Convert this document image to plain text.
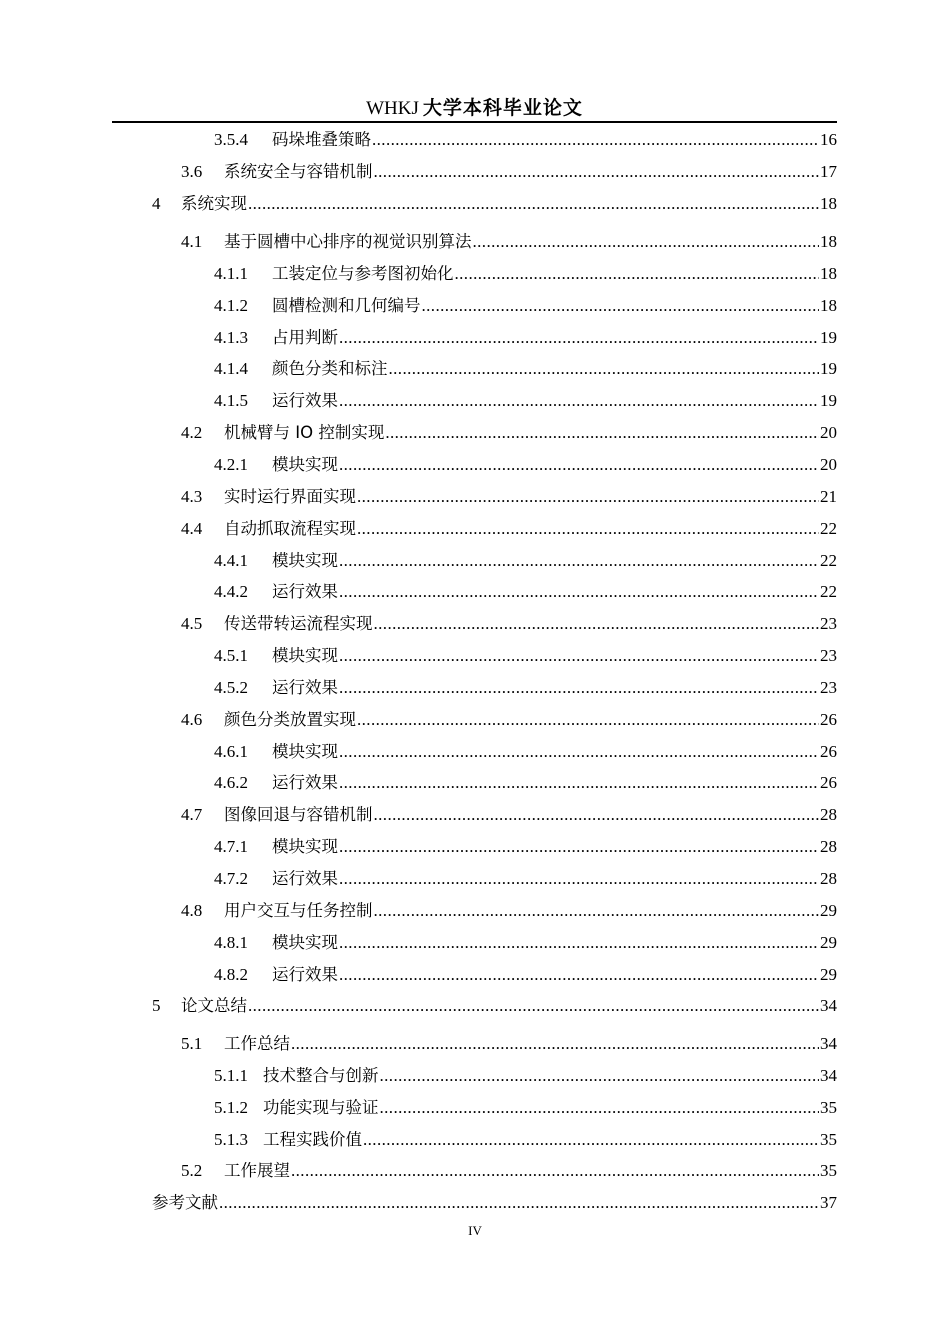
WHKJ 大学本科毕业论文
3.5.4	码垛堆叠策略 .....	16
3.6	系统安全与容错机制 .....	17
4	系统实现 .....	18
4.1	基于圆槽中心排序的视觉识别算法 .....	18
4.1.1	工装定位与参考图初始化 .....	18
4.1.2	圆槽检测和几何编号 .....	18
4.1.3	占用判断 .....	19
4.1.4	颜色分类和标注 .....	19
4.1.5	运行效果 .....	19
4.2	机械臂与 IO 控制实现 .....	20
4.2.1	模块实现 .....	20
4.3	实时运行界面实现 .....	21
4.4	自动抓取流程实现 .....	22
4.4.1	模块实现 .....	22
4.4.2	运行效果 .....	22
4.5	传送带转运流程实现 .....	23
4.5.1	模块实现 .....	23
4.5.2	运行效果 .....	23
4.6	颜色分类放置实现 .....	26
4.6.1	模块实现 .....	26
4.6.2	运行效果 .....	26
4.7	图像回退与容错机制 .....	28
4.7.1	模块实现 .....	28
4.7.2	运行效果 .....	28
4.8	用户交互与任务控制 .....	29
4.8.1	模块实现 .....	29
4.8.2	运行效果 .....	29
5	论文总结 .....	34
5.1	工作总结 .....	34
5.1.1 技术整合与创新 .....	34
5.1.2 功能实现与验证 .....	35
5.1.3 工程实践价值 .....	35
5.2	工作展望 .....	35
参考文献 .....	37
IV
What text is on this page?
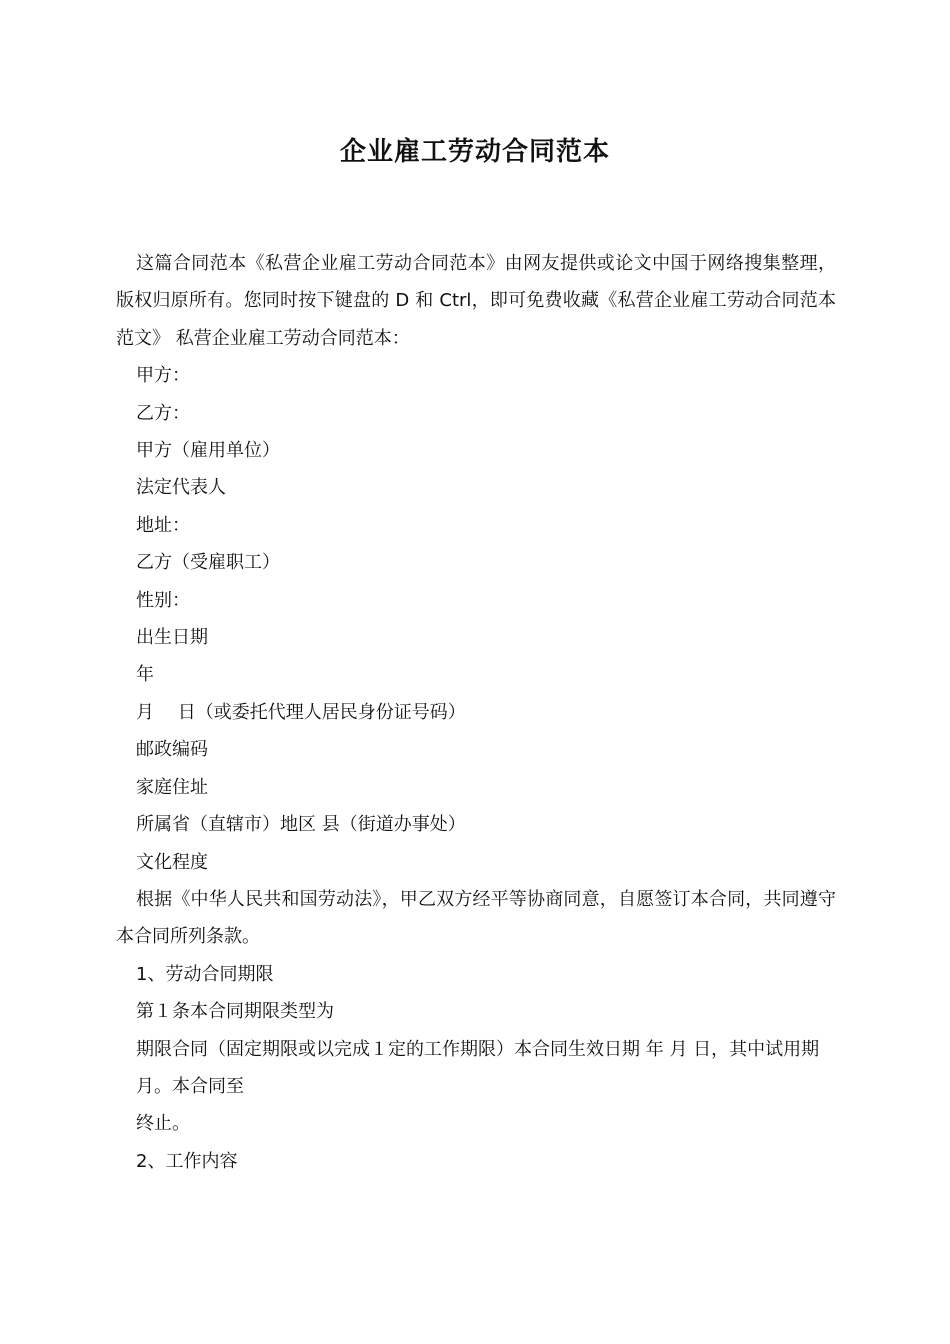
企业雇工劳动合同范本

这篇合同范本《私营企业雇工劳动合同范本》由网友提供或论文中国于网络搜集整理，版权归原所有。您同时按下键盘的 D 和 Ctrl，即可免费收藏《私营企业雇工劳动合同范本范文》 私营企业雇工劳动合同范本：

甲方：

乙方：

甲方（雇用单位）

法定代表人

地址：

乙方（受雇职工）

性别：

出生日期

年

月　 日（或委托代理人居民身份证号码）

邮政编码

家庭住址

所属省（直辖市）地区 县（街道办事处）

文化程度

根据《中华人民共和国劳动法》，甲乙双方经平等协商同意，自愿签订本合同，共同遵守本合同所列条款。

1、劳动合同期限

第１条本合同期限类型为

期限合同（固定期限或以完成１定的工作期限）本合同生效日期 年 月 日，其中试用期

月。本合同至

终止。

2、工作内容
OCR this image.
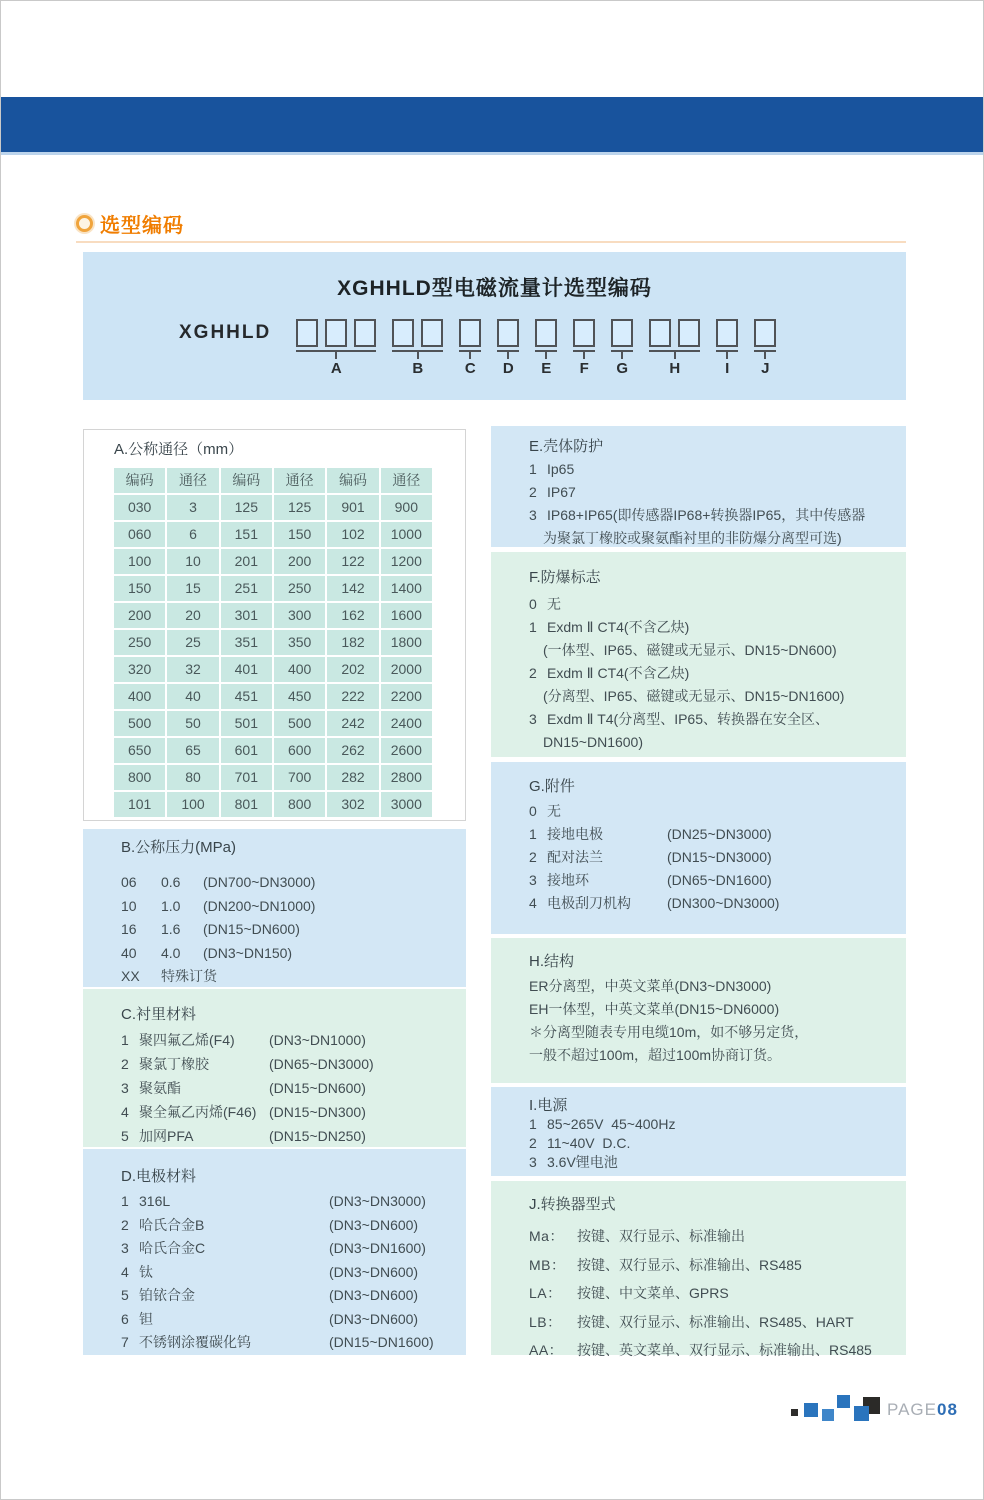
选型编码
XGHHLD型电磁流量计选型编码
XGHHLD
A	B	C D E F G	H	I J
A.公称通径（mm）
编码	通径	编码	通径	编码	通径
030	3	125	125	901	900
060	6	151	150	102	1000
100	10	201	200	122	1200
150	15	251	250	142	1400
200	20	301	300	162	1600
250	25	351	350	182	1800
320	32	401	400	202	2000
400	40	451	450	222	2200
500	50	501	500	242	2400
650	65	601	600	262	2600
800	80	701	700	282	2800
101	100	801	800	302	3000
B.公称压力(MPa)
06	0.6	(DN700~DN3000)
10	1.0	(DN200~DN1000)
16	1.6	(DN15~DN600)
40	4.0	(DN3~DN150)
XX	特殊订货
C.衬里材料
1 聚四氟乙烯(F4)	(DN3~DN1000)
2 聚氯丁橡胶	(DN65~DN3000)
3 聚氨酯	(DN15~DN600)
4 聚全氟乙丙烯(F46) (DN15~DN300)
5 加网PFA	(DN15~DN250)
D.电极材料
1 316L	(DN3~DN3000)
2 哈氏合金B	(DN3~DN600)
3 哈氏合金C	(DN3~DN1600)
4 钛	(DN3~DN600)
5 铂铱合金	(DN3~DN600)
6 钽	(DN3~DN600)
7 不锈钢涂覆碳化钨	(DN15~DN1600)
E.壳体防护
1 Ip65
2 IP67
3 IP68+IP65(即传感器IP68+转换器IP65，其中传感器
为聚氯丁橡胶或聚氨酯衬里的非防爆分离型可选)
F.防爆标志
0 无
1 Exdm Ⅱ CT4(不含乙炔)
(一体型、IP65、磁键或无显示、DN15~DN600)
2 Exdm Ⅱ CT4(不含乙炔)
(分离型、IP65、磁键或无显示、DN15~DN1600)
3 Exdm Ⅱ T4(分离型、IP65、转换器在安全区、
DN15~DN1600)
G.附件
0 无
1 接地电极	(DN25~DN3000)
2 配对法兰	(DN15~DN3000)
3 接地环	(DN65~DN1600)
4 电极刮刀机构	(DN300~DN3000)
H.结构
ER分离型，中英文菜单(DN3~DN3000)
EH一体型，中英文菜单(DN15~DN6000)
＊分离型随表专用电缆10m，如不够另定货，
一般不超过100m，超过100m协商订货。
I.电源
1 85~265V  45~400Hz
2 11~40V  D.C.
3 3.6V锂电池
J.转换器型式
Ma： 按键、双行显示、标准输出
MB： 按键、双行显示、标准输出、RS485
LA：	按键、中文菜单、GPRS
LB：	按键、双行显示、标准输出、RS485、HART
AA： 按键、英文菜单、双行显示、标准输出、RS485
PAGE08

+ + + +

Directive:
Print every entry above again without changing a word, and omit the pictures.

Response to this task:
Convert this document image to plain text.
WHKJ 大学本科毕业论文
3.5.4	码垛堆叠策略 .....	16
3.6	系统安全与容错机制 .....	17
4	系统实现 .....	18
4.1	基于圆槽中心排序的视觉识别算法 .....	18
4.1.1	工装定位与参考图初始化 .....	18
4.1.2	圆槽检测和几何编号 .....	18
4.1.3	占用判断 .....	19
4.1.4	颜色分类和标注 .....	19
4.1.5	运行效果 .....	19
4.2	机械臂与 IO 控制实现 .....	20
4.2.1	模块实现 .....	20
4.3	实时运行界面实现 .....	21
4.4	自动抓取流程实现 .....	22
4.4.1	模块实现 .....	22
4.4.2	运行效果 .....	22
4.5	传送带转运流程实现 .....	23
4.5.1	模块实现 .....	23
4.5.2	运行效果 .....	23
4.6	颜色分类放置实现 .....	26
4.6.1	模块实现 .....	26
4.6.2	运行效果 .....	26
4.7	图像回退与容错机制 .....	28
4.7.1	模块实现 .....	28
4.7.2	运行效果 .....	28
4.8	用户交互与任务控制 .....	29
4.8.1	模块实现 .....	29
4.8.2	运行效果 .....	29
5	论文总结 .....	34
5.1	工作总结 .....	34
5.1.1 技术整合与创新 .....	34
5.1.2 功能实现与验证 .....	35
5.1.3 工程实践价值 .....	35
5.2	工作展望 .....	35
参考文献 .....	37
IV
What text is on this page?
企业雇工劳动合同范本

这篇合同范本《私营企业雇工劳动合同范本》由网友提供或论文中国于网络搜集整理，版权归原所有。您同时按下键盘的 D 和 Ctrl，即可免费收藏《私营企业雇工劳动合同范本范文》 私营企业雇工劳动合同范本：

甲方：

乙方：

甲方（雇用单位）

法定代表人

地址：

乙方（受雇职工）

性别：

出生日期

年

月　 日（或委托代理人居民身份证号码）

邮政编码

家庭住址

所属省（直辖市）地区 县（街道办事处）

文化程度

根据《中华人民共和国劳动法》，甲乙双方经平等协商同意，自愿签订本合同，共同遵守本合同所列条款。

1、劳动合同期限

第１条本合同期限类型为

期限合同（固定期限或以完成１定的工作期限）本合同生效日期 年 月 日，其中试用期

月。本合同至

终止。

2、工作内容
OCR this image.
选型编码
XGHHLD型电磁流量计选型编码
XGHHLD
A	B	C D E F G	H	I J
A.公称通径（mm）
编码	通径	编码	通径	编码	通径
030	3	125	125	901	900
060	6	151	150	102	1000
100	10	201	200	122	1200
150	15	251	250	142	1400
200	20	301	300	162	1600
250	25	351	350	182	1800
320	32	401	400	202	2000
400	40	451	450	222	2200
500	50	501	500	242	2400
650	65	601	600	262	2600
800	80	701	700	282	2800
101	100	801	800	302	3000
B.公称压力(MPa)
06	0.6	(DN700~DN3000)
10	1.0	(DN200~DN1000)
16	1.6	(DN15~DN600)
40	4.0	(DN3~DN150)
XX	特殊订货
C.衬里材料
1 聚四氟乙烯(F4)	(DN3~DN1000)
2 聚氯丁橡胶	(DN65~DN3000)
3 聚氨酯	(DN15~DN600)
4 聚全氟乙丙烯(F46) (DN15~DN300)
5 加网PFA	(DN15~DN250)
D.电极材料
1 316L	(DN3~DN3000)
2 哈氏合金B	(DN3~DN600)
3 哈氏合金C	(DN3~DN1600)
4 钛	(DN3~DN600)
5 铂铱合金	(DN3~DN600)
6 钽	(DN3~DN600)
7 不锈钢涂覆碳化钨	(DN15~DN1600)
E.壳体防护
1 Ip65
2 IP67
3 IP68+IP65(即传感器IP68+转换器IP65，其中传感器
为聚氯丁橡胶或聚氨酯衬里的非防爆分离型可选)
F.防爆标志
0 无
1 Exdm Ⅱ CT4(不含乙炔)
(一体型、IP65、磁键或无显示、DN15~DN600)
2 Exdm Ⅱ CT4(不含乙炔)
(分离型、IP65、磁键或无显示、DN15~DN1600)
3 Exdm Ⅱ T4(分离型、IP65、转换器在安全区、
DN15~DN1600)
G.附件
0 无
1 接地电极	(DN25~DN3000)
2 配对法兰	(DN15~DN3000)
3 接地环	(DN65~DN1600)
4 电极刮刀机构	(DN300~DN3000)
H.结构
ER分离型，中英文菜单(DN3~DN3000)
EH一体型，中英文菜单(DN15~DN6000)
＊分离型随表专用电缆10m，如不够另定货，
一般不超过100m，超过100m协商订货。
I.电源
1 85~265V  45~400Hz
2 11~40V  D.C.
3 3.6V锂电池
J.转换器型式
Ma： 按键、双行显示、标准输出
MB： 按键、双行显示、标准输出、RS485
LA：	按键、中文菜单、GPRS
LB：	按键、双行显示、标准输出、RS485、HART
AA： 按键、英文菜单、双行显示、标准输出、RS485
PAGE08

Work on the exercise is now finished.